Start of Data shown

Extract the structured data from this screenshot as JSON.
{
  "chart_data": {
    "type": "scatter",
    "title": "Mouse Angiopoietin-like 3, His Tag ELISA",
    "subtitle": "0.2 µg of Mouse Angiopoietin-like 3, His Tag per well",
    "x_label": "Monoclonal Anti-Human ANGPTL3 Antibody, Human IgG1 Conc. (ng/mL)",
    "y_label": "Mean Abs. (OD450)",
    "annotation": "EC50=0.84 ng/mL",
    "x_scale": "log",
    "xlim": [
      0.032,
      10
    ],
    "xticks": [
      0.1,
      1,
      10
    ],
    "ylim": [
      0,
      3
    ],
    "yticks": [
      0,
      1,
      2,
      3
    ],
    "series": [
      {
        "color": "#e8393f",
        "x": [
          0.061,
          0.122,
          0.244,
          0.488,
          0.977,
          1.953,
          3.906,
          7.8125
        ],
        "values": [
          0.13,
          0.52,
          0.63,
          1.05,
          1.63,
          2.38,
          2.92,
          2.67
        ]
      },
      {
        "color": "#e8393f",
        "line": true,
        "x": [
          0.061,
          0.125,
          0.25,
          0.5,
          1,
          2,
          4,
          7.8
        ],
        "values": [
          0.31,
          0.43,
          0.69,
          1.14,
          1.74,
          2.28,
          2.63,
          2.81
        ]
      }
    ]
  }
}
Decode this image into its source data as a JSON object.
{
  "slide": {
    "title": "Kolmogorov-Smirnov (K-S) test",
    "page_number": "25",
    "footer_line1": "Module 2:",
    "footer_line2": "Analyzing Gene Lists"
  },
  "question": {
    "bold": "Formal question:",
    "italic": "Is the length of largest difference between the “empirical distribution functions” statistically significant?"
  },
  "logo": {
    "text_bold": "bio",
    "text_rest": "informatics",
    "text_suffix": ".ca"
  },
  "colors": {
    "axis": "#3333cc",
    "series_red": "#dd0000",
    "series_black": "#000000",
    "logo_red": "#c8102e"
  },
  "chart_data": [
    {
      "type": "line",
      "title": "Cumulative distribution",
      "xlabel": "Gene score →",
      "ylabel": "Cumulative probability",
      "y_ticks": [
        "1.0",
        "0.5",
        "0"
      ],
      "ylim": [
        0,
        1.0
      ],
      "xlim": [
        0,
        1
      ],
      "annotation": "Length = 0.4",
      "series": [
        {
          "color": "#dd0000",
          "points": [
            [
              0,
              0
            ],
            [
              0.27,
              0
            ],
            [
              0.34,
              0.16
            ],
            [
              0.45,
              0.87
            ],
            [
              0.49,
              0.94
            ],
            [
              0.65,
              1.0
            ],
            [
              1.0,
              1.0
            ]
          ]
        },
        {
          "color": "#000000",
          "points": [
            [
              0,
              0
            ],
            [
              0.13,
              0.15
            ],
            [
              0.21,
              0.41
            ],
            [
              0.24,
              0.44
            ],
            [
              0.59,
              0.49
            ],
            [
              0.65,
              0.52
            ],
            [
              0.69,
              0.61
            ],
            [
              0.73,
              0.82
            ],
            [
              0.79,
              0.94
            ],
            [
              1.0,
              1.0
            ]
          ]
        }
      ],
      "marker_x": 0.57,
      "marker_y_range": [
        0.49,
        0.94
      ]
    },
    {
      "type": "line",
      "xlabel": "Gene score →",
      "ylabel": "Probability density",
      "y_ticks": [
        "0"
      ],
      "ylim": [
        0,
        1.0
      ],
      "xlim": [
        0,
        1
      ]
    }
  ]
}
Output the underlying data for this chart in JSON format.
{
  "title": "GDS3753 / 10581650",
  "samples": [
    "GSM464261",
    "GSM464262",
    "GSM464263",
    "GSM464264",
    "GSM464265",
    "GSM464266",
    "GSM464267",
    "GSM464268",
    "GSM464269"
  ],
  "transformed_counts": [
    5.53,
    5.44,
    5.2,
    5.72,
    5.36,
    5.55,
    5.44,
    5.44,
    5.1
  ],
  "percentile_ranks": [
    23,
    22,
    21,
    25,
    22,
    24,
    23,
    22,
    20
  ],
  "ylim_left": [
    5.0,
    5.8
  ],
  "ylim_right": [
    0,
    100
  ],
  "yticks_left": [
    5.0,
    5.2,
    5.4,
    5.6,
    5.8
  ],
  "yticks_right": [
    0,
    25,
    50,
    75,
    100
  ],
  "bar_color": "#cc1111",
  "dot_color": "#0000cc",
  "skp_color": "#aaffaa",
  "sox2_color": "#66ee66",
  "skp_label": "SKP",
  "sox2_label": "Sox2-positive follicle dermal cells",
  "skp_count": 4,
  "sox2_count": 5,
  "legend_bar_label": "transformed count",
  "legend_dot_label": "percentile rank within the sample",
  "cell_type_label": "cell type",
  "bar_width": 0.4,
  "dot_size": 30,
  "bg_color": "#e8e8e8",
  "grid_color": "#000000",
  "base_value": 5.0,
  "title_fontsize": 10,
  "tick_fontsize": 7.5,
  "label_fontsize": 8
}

End of Data shown

Give every entry once more, exactly as it reads.

• **Reply**
Extract the structured data from this screenshot as JSON.
{
  "chart_data": {
    "type": "scatter",
    "title": "Mouse Angiopoietin-like 3, His Tag ELISA",
    "subtitle": "0.2 µg of Mouse Angiopoietin-like 3, His Tag per well",
    "x_label": "Monoclonal Anti-Human ANGPTL3 Antibody, Human IgG1 Conc. (ng/mL)",
    "y_label": "Mean Abs. (OD450)",
    "annotation": "EC50=0.84 ng/mL",
    "x_scale": "log",
    "xlim": [
      0.032,
      10
    ],
    "xticks": [
      0.1,
      1,
      10
    ],
    "ylim": [
      0,
      3
    ],
    "yticks": [
      0,
      1,
      2,
      3
    ],
    "series": [
      {
        "color": "#e8393f",
        "x": [
          0.061,
          0.122,
          0.244,
          0.488,
          0.977,
          1.953,
          3.906,
          7.8125
        ],
        "values": [
          0.13,
          0.52,
          0.63,
          1.05,
          1.63,
          2.38,
          2.92,
          2.67
        ]
      },
      {
        "color": "#e8393f",
        "line": true,
        "x": [
          0.061,
          0.125,
          0.25,
          0.5,
          1,
          2,
          4,
          7.8
        ],
        "values": [
          0.31,
          0.43,
          0.69,
          1.14,
          1.74,
          2.28,
          2.63,
          2.81
        ]
      }
    ]
  }
}
Decode this image into its source data as a JSON object.
{
  "slide": {
    "title": "Kolmogorov-Smirnov (K-S) test",
    "page_number": "25",
    "footer_line1": "Module 2:",
    "footer_line2": "Analyzing Gene Lists"
  },
  "question": {
    "bold": "Formal question:",
    "italic": "Is the length of largest difference between the “empirical distribution functions” statistically significant?"
  },
  "logo": {
    "text_bold": "bio",
    "text_rest": "informatics",
    "text_suffix": ".ca"
  },
  "colors": {
    "axis": "#3333cc",
    "series_red": "#dd0000",
    "series_black": "#000000",
    "logo_red": "#c8102e"
  },
  "chart_data": [
    {
      "type": "line",
      "title": "Cumulative distribution",
      "xlabel": "Gene score →",
      "ylabel": "Cumulative probability",
      "y_ticks": [
        "1.0",
        "0.5",
        "0"
      ],
      "ylim": [
        0,
        1.0
      ],
      "xlim": [
        0,
        1
      ],
      "annotation": "Length = 0.4",
      "series": [
        {
          "color": "#dd0000",
          "points": [
            [
              0,
              0
            ],
            [
              0.27,
              0
            ],
            [
              0.34,
              0.16
            ],
            [
              0.45,
              0.87
            ],
            [
              0.49,
              0.94
            ],
            [
              0.65,
              1.0
            ],
            [
              1.0,
              1.0
            ]
          ]
        },
        {
          "color": "#000000",
          "points": [
            [
              0,
              0
            ],
            [
              0.13,
              0.15
            ],
            [
              0.21,
              0.41
            ],
            [
              0.24,
              0.44
            ],
            [
              0.59,
              0.49
            ],
            [
              0.65,
              0.52
            ],
            [
              0.69,
              0.61
            ],
            [
              0.73,
              0.82
            ],
            [
              0.79,
              0.94
            ],
            [
              1.0,
              1.0
            ]
          ]
        }
      ],
      "marker_x": 0.57,
      "marker_y_range": [
        0.49,
        0.94
      ]
    },
    {
      "type": "line",
      "xlabel": "Gene score →",
      "ylabel": "Probability density",
      "y_ticks": [
        "0"
      ],
      "ylim": [
        0,
        1.0
      ],
      "xlim": [
        0,
        1
      ]
    }
  ]
}
Output the underlying data for this chart in JSON format.
{
  "title": "GDS3753 / 10581650",
  "samples": [
    "GSM464261",
    "GSM464262",
    "GSM464263",
    "GSM464264",
    "GSM464265",
    "GSM464266",
    "GSM464267",
    "GSM464268",
    "GSM464269"
  ],
  "transformed_counts": [
    5.53,
    5.44,
    5.2,
    5.72,
    5.36,
    5.55,
    5.44,
    5.44,
    5.1
  ],
  "percentile_ranks": [
    23,
    22,
    21,
    25,
    22,
    24,
    23,
    22,
    20
  ],
  "ylim_left": [
    5.0,
    5.8
  ],
  "ylim_right": [
    0,
    100
  ],
  "yticks_left": [
    5.0,
    5.2,
    5.4,
    5.6,
    5.8
  ],
  "yticks_right": [
    0,
    25,
    50,
    75,
    100
  ],
  "bar_color": "#cc1111",
  "dot_color": "#0000cc",
  "skp_color": "#aaffaa",
  "sox2_color": "#66ee66",
  "skp_label": "SKP",
  "sox2_label": "Sox2-positive follicle dermal cells",
  "skp_count": 4,
  "sox2_count": 5,
  "legend_bar_label": "transformed count",
  "legend_dot_label": "percentile rank within the sample",
  "cell_type_label": "cell type",
  "bar_width": 0.4,
  "dot_size": 30,
  "bg_color": "#e8e8e8",
  "grid_color": "#000000",
  "base_value": 5.0,
  "title_fontsize": 10,
  "tick_fontsize": 7.5,
  "label_fontsize": 8
}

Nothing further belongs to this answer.